### [PROBLEM DESCRIPTION]
Every entry needs to be printed exactly, please.
---------------
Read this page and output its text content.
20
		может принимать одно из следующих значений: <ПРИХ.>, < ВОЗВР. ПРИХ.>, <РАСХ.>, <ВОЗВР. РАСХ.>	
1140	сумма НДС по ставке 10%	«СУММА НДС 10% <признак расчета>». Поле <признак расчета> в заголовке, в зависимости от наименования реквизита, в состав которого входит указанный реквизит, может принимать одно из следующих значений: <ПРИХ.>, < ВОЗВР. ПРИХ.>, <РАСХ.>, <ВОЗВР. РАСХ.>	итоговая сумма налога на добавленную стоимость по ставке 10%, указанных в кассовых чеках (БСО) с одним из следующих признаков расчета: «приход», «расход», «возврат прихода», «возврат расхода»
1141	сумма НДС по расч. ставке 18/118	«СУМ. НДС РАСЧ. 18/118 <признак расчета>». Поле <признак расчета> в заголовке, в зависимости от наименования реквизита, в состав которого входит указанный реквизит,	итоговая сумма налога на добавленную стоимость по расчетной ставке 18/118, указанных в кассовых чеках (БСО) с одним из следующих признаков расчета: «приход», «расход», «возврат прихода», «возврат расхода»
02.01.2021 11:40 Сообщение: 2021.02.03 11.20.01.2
---------------
### [REPLY TO THE TASK]
Read this page and output its text content.
20
		может принимать одно из следующих значений: <ПРИХ.>, < ВОЗВР. ПРИХ.>, <РАСХ.>, <ВОЗВР. РАСХ.>	
1140	сумма НДС по ставке 10%	«СУММА НДС 10% <признак расчета>». Поле <признак расчета> в заголовке, в зависимости от наименования реквизита, в состав которого входит указанный реквизит, может принимать одно из следующих значений: <ПРИХ.>, < ВОЗВР. ПРИХ.>, <РАСХ.>, <ВОЗВР. РАСХ.>	итоговая сумма налога на добавленную стоимость по ставке 10%, указанных в кассовых чеках (БСО) с одним из следующих признаков расчета: «приход», «расход», «возврат прихода», «возврат расхода»
1141	сумма НДС по расч. ставке 18/118	«СУМ. НДС РАСЧ. 18/118 <признак расчета>». Поле <признак расчета> в заголовке, в зависимости от наименования реквизита, в состав которого входит указанный реквизит,	итоговая сумма налога на добавленную стоимость по расчетной ставке 18/118, указанных в кассовых чеках (БСО) с одним из следующих признаков расчета: «приход», «расход», «возврат прихода», «возврат расхода»
02.01.2021 11:40 Сообщение: 2021.02.03 11.20.01.2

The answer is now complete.